Do this
Reproduce the rows below, replacing every instance of "orange rule" with "orange divider" and leaving all other text unchanged.
++++ Provided entries
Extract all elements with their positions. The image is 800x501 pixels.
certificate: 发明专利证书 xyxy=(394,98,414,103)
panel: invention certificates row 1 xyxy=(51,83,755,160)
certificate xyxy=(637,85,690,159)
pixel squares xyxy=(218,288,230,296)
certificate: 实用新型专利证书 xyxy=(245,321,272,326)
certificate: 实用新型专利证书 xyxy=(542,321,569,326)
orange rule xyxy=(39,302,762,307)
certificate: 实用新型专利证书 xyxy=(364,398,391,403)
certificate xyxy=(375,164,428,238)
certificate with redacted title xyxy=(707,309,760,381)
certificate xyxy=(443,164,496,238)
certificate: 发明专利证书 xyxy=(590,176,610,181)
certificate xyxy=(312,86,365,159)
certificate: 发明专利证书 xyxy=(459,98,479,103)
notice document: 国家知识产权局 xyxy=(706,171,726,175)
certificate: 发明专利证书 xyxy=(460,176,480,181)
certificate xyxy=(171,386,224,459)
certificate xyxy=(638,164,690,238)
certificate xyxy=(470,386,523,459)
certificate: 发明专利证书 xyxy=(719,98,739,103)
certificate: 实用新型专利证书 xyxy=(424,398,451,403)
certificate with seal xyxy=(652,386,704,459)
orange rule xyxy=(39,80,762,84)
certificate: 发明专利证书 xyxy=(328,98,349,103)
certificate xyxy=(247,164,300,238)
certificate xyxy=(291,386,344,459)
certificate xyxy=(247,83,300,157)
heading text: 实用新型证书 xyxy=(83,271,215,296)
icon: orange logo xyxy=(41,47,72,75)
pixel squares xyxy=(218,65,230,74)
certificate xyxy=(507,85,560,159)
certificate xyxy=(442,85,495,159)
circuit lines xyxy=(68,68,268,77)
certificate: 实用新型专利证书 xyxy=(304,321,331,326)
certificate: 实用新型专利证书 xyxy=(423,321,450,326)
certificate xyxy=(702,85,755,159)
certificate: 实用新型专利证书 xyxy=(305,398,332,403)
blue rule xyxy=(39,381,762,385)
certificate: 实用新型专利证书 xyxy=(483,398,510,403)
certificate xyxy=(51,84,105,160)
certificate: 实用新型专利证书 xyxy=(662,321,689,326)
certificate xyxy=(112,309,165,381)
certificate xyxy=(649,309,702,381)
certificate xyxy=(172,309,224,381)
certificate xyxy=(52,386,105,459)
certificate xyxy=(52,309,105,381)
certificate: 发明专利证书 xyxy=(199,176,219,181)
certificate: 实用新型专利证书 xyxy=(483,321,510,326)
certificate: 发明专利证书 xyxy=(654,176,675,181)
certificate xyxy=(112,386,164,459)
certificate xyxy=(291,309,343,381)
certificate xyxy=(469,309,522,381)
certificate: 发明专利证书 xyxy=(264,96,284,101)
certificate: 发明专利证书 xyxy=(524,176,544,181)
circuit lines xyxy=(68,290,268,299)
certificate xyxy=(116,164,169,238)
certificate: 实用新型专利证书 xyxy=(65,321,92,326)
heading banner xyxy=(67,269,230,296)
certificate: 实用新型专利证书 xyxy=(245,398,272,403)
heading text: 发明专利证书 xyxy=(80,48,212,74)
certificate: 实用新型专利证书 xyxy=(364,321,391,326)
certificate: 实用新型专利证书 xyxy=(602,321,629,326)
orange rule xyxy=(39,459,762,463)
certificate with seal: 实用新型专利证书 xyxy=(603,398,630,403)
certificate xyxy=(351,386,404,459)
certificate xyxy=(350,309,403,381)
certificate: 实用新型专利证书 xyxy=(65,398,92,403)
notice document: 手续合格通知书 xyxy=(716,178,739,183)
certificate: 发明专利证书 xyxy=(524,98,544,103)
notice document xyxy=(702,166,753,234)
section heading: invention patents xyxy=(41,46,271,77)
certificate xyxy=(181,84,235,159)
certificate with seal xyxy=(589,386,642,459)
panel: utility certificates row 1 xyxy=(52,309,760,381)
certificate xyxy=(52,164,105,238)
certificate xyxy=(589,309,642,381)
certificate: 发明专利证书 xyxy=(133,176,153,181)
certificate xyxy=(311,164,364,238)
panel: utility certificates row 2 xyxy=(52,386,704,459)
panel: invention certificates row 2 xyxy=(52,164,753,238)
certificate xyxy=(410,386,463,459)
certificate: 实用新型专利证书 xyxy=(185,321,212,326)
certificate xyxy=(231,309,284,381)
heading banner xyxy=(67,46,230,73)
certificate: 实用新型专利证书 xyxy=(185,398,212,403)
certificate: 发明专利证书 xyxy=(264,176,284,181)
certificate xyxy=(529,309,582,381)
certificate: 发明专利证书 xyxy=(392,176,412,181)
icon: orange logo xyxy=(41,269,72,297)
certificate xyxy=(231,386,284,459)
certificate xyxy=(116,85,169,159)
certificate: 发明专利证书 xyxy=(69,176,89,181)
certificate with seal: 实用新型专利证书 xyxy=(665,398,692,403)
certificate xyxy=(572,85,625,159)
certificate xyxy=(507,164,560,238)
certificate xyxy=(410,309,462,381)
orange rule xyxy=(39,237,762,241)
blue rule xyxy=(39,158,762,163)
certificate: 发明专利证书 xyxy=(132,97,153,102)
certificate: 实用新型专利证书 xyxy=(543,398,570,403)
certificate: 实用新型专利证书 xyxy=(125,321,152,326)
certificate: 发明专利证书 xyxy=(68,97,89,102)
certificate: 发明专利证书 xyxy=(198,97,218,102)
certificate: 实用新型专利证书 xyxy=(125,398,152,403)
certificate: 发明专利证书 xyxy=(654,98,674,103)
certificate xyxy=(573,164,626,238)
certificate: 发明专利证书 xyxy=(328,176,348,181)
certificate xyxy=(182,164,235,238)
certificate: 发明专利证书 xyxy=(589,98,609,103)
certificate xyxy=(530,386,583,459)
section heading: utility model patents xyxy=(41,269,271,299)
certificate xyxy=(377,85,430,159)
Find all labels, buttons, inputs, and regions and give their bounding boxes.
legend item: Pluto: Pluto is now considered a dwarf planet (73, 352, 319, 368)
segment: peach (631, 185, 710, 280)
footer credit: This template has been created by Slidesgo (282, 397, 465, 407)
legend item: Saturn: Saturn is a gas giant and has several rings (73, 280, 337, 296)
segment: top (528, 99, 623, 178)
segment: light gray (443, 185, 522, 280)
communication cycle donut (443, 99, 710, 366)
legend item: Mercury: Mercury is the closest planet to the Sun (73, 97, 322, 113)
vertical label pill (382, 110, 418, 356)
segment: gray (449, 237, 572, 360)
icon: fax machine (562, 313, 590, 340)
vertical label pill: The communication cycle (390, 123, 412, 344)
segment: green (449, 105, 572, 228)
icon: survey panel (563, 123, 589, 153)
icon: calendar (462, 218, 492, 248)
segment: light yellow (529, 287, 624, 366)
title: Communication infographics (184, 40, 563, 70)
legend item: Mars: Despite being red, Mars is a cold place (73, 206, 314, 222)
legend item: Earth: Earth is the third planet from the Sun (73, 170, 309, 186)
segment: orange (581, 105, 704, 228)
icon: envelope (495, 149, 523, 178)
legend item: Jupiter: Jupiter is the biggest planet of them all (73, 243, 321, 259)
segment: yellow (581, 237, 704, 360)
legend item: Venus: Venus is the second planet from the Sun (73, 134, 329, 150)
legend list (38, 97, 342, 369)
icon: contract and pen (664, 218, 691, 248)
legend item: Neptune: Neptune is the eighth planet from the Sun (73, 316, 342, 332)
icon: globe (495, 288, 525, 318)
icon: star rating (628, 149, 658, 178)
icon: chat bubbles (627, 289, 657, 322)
++++++++
Finished task
Extract all elements with their positions. The image is 800x501 pixels.
certificate: 发明专利证书 xyxy=(394,98,414,103)
panel: invention certificates row 1 xyxy=(51,83,755,160)
certificate xyxy=(637,85,690,159)
pixel squares xyxy=(218,288,230,296)
certificate: 实用新型专利证书 xyxy=(245,321,272,326)
certificate: 实用新型专利证书 xyxy=(542,321,569,326)
orange divider xyxy=(39,302,762,307)
certificate: 实用新型专利证书 xyxy=(364,398,391,403)
certificate xyxy=(375,164,428,238)
certificate with redacted title xyxy=(707,309,760,381)
certificate xyxy=(443,164,496,238)
certificate: 发明专利证书 xyxy=(590,176,610,181)
certificate xyxy=(312,86,365,159)
certificate: 发明专利证书 xyxy=(459,98,479,103)
notice document: 国家知识产权局 xyxy=(706,171,726,175)
certificate: 发明专利证书 xyxy=(460,176,480,181)
certificate xyxy=(171,386,224,459)
certificate xyxy=(638,164,690,238)
certificate xyxy=(470,386,523,459)
certificate: 发明专利证书 xyxy=(719,98,739,103)
certificate: 实用新型专利证书 xyxy=(424,398,451,403)
certificate with seal xyxy=(652,386,704,459)
orange divider xyxy=(39,80,762,84)
certificate: 发明专利证书 xyxy=(328,98,349,103)
certificate xyxy=(247,164,300,238)
certificate xyxy=(291,386,344,459)
certificate xyxy=(247,83,300,157)
heading text: 实用新型证书 xyxy=(83,271,215,296)
icon: orange logo xyxy=(41,47,72,75)
pixel squares xyxy=(218,65,230,74)
certificate xyxy=(507,85,560,159)
certificate xyxy=(442,85,495,159)
circuit lines xyxy=(68,68,268,77)
certificate: 实用新型专利证书 xyxy=(304,321,331,326)
certificate: 实用新型专利证书 xyxy=(423,321,450,326)
certificate xyxy=(702,85,755,159)
certificate: 实用新型专利证书 xyxy=(305,398,332,403)
blue rule xyxy=(39,381,762,385)
certificate: 实用新型专利证书 xyxy=(483,398,510,403)
certificate xyxy=(51,84,105,160)
certificate: 实用新型专利证书 xyxy=(662,321,689,326)
certificate xyxy=(112,309,165,381)
certificate xyxy=(649,309,702,381)
certificate xyxy=(172,309,224,381)
certificate xyxy=(52,386,105,459)
certificate xyxy=(52,309,105,381)
certificate: 发明专利证书 xyxy=(199,176,219,181)
certificate: 实用新型专利证书 xyxy=(483,321,510,326)
certificate: 发明专利证书 xyxy=(654,176,675,181)
certificate xyxy=(112,386,164,459)
certificate xyxy=(291,309,343,381)
certificate xyxy=(469,309,522,381)
certificate: 发明专利证书 xyxy=(264,96,284,101)
certificate: 发明专利证书 xyxy=(524,176,544,181)
circuit lines xyxy=(68,290,268,299)
certificate xyxy=(116,164,169,238)
certificate: 实用新型专利证书 xyxy=(65,321,92,326)
heading banner xyxy=(67,269,230,296)
certificate: 实用新型专利证书 xyxy=(245,398,272,403)
heading text: 发明专利证书 xyxy=(80,48,212,74)
certificate: 实用新型专利证书 xyxy=(364,321,391,326)
certificate: 实用新型专利证书 xyxy=(602,321,629,326)
orange divider xyxy=(39,459,762,463)
certificate with seal: 实用新型专利证书 xyxy=(603,398,630,403)
certificate xyxy=(351,386,404,459)
certificate xyxy=(350,309,403,381)
certificate: 实用新型专利证书 xyxy=(65,398,92,403)
notice document: 手续合格通知书 xyxy=(716,178,739,183)
certificate: 发明专利证书 xyxy=(524,98,544,103)
notice document xyxy=(702,166,753,234)
section heading: invention patents xyxy=(41,46,271,77)
certificate xyxy=(181,84,235,159)
certificate with seal xyxy=(589,386,642,459)
panel: utility certificates row 1 xyxy=(52,309,760,381)
certificate xyxy=(52,164,105,238)
certificate xyxy=(589,309,642,381)
certificate: 发明专利证书 xyxy=(133,176,153,181)
certificate xyxy=(311,164,364,238)
panel: utility certificates row 2 xyxy=(52,386,704,459)
panel: invention certificates row 2 xyxy=(52,164,753,238)
certificate xyxy=(410,386,463,459)
certificate: 实用新型专利证书 xyxy=(185,321,212,326)
certificate xyxy=(231,309,284,381)
heading banner xyxy=(67,46,230,73)
certificate: 实用新型专利证书 xyxy=(185,398,212,403)
certificate: 发明专利证书 xyxy=(264,176,284,181)
certificate xyxy=(529,309,582,381)
certificate: 发明专利证书 xyxy=(392,176,412,181)
icon: orange logo xyxy=(41,269,72,297)
certificate xyxy=(231,386,284,459)
certificate xyxy=(116,85,169,159)
certificate: 发明专利证书 xyxy=(69,176,89,181)
certificate with seal: 实用新型专利证书 xyxy=(665,398,692,403)
certificate xyxy=(572,85,625,159)
certificate xyxy=(507,164,560,238)
certificate xyxy=(410,309,462,381)
orange divider xyxy=(39,237,762,241)
blue rule xyxy=(39,158,762,163)
certificate: 发明专利证书 xyxy=(132,97,153,102)
certificate: 实用新型专利证书 xyxy=(543,398,570,403)
certificate: 实用新型专利证书 xyxy=(125,321,152,326)
certificate: 发明专利证书 xyxy=(68,97,89,102)
certificate: 发明专利证书 xyxy=(198,97,218,102)
certificate: 实用新型专利证书 xyxy=(125,398,152,403)
certificate: 发明专利证书 xyxy=(654,98,674,103)
certificate xyxy=(573,164,626,238)
certificate: 发明专利证书 xyxy=(328,176,348,181)
certificate xyxy=(182,164,235,238)
certificate: 发明专利证书 xyxy=(589,98,609,103)
certificate xyxy=(530,386,583,459)
section heading: utility model patents xyxy=(41,269,271,299)
certificate xyxy=(377,85,430,159)
Find all labels, buttons, inputs, and regions and give their bounding boxes.
legend item: Pluto: Pluto is now considered a dwarf planet (73, 352, 319, 368)
segment: peach (631, 185, 710, 280)
footer credit: This template has been created by Slidesgo (282, 397, 465, 407)
legend item: Saturn: Saturn is a gas giant and has several rings (73, 280, 337, 296)
segment: top (528, 99, 623, 178)
segment: light gray (443, 185, 522, 280)
communication cycle donut (443, 99, 710, 366)
legend item: Mercury: Mercury is the closest planet to the Sun (73, 97, 322, 113)
vertical label pill (382, 110, 418, 356)
segment: gray (449, 237, 572, 360)
icon: fax machine (562, 313, 590, 340)
vertical label pill: The communication cycle (390, 123, 412, 344)
segment: green (449, 105, 572, 228)
icon: survey panel (563, 123, 589, 153)
icon: calendar (462, 218, 492, 248)
segment: light yellow (529, 287, 624, 366)
title: Communication infographics (184, 40, 563, 70)
legend item: Mars: Despite being red, Mars is a cold place (73, 206, 314, 222)
legend item: Earth: Earth is the third planet from the Sun (73, 170, 309, 186)
segment: orange (581, 105, 704, 228)
icon: envelope (495, 149, 523, 178)
legend item: Jupiter: Jupiter is the biggest planet of them all (73, 243, 321, 259)
segment: yellow (581, 237, 704, 360)
legend item: Venus: Venus is the second planet from the Sun (73, 134, 329, 150)
legend list (38, 97, 342, 369)
icon: contract and pen (664, 218, 691, 248)
legend item: Neptune: Neptune is the eighth planet from the Sun (73, 316, 342, 332)
icon: globe (495, 288, 525, 318)
icon: star rating (628, 149, 658, 178)
icon: chat bubbles (627, 289, 657, 322)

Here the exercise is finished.